● Input records
###

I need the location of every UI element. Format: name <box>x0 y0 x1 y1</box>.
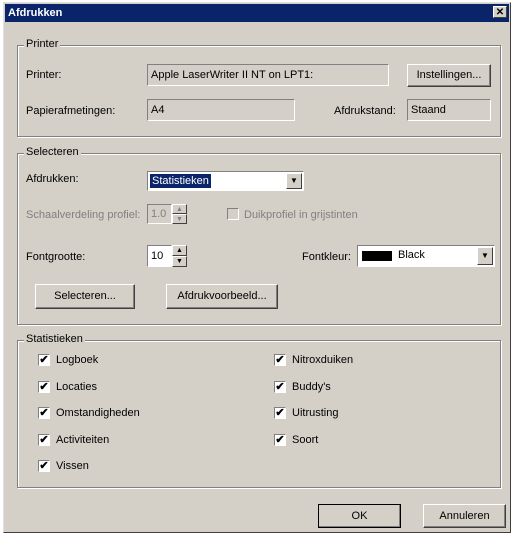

###

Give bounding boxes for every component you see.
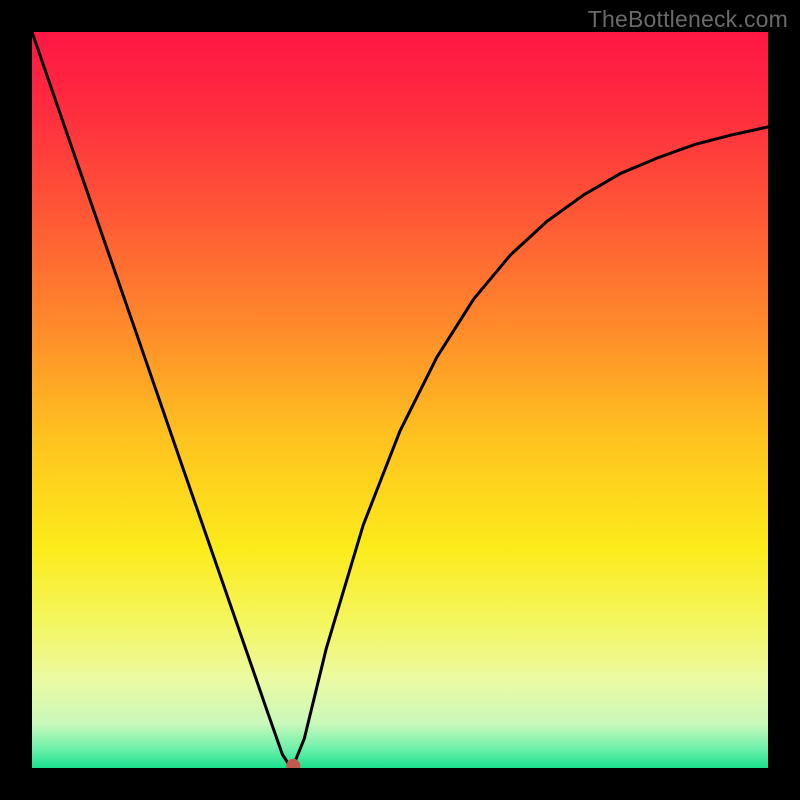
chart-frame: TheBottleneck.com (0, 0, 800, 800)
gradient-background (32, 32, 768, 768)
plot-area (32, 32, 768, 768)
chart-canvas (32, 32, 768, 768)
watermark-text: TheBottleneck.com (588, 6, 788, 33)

###

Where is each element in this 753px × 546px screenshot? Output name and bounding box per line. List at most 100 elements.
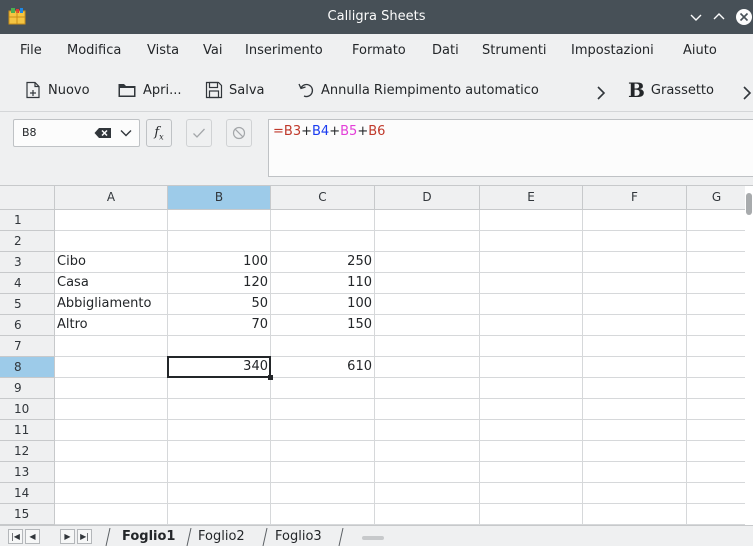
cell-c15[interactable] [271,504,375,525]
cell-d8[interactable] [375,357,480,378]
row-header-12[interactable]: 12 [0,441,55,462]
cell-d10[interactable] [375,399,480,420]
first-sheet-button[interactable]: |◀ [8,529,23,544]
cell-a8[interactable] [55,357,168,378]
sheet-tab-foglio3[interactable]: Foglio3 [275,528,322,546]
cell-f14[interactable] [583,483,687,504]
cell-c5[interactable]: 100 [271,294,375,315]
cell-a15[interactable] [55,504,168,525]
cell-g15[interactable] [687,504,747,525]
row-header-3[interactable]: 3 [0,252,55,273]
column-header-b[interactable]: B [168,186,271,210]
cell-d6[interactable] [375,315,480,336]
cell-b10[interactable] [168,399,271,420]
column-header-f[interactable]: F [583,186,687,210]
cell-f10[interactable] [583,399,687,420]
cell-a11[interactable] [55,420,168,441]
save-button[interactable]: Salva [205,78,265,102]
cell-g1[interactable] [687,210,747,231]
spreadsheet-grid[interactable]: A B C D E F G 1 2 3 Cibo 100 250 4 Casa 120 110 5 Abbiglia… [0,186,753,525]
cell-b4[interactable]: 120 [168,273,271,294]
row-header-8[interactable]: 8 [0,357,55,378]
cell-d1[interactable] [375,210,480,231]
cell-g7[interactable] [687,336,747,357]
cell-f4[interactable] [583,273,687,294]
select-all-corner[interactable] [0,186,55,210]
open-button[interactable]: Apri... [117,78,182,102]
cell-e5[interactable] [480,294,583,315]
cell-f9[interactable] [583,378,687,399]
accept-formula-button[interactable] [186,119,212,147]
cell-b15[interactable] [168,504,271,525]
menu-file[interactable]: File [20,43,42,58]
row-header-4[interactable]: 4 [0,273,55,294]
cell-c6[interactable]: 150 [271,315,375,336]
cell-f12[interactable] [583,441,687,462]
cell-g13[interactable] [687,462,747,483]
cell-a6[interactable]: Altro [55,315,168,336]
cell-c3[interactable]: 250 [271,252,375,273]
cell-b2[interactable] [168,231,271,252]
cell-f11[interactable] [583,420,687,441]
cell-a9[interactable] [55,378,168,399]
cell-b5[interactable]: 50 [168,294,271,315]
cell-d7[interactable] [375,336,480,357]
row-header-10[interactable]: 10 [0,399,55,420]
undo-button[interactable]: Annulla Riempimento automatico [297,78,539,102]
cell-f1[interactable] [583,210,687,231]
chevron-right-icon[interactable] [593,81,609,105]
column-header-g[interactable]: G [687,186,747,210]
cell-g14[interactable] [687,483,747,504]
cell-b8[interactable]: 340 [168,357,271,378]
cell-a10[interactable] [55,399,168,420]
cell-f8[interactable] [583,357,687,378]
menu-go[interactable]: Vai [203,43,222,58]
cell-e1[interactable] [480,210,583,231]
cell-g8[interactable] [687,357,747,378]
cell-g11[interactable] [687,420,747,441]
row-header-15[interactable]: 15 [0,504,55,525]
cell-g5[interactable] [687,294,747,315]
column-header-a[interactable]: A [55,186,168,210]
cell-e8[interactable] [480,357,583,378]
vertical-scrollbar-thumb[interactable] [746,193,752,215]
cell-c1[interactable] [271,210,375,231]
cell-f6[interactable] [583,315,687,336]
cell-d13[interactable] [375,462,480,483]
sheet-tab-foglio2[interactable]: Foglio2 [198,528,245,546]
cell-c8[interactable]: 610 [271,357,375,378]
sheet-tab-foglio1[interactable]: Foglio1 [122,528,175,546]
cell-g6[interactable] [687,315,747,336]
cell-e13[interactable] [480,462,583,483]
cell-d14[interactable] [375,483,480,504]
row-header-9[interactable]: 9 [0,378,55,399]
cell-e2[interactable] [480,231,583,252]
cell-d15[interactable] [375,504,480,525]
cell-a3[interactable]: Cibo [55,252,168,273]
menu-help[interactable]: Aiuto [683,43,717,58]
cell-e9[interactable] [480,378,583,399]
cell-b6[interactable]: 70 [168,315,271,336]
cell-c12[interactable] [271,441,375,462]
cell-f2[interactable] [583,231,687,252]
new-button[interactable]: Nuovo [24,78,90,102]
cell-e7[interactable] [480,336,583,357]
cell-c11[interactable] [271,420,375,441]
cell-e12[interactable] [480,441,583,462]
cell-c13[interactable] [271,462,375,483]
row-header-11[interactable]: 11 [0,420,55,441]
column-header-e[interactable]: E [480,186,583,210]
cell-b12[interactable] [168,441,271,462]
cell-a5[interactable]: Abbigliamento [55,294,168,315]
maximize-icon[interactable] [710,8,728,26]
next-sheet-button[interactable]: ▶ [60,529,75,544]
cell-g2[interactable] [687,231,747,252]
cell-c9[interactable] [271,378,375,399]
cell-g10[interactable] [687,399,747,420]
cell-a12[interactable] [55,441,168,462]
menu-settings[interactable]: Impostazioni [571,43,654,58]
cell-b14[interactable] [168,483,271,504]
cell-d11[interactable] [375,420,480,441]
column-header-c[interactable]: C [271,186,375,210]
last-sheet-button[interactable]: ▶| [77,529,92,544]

###

● Given exercise
Can you copy the rows word for word, beginning at the line that has "Where is each" and stopping after the line that has "cell-f4[interactable] [583,273,687,294]", with the picture left out?

● Task result
Where is each element in this 753px × 546px screenshot? Output name and bounding box per line. List at most 100 elements.
cell-c15[interactable] [271,504,375,525]
cell-d8[interactable] [375,357,480,378]
row-header-12[interactable]: 12 [0,441,55,462]
cell-d10[interactable] [375,399,480,420]
first-sheet-button[interactable]: |◀ [8,529,23,544]
cell-a8[interactable] [55,357,168,378]
sheet-tab-foglio3[interactable]: Foglio3 [275,528,322,546]
cell-f14[interactable] [583,483,687,504]
cell-c5[interactable]: 100 [271,294,375,315]
cell-a15[interactable] [55,504,168,525]
cell-g15[interactable] [687,504,747,525]
row-header-3[interactable]: 3 [0,252,55,273]
column-header-b[interactable]: B [168,186,271,210]
cell-d6[interactable] [375,315,480,336]
cell-b10[interactable] [168,399,271,420]
column-header-f[interactable]: F [583,186,687,210]
cell-f10[interactable] [583,399,687,420]
cell-a11[interactable] [55,420,168,441]
save-button[interactable]: Salva [205,78,265,102]
cell-g1[interactable] [687,210,747,231]
spreadsheet-grid[interactable]: A B C D E F G 1 2 3 Cibo 100 250 4 Casa 120 110 5 Abbiglia… [0,186,753,525]
cell-b4[interactable]: 120 [168,273,271,294]
row-header-8[interactable]: 8 [0,357,55,378]
cell-d1[interactable] [375,210,480,231]
cell-g7[interactable] [687,336,747,357]
cell-f4[interactable] [583,273,687,294]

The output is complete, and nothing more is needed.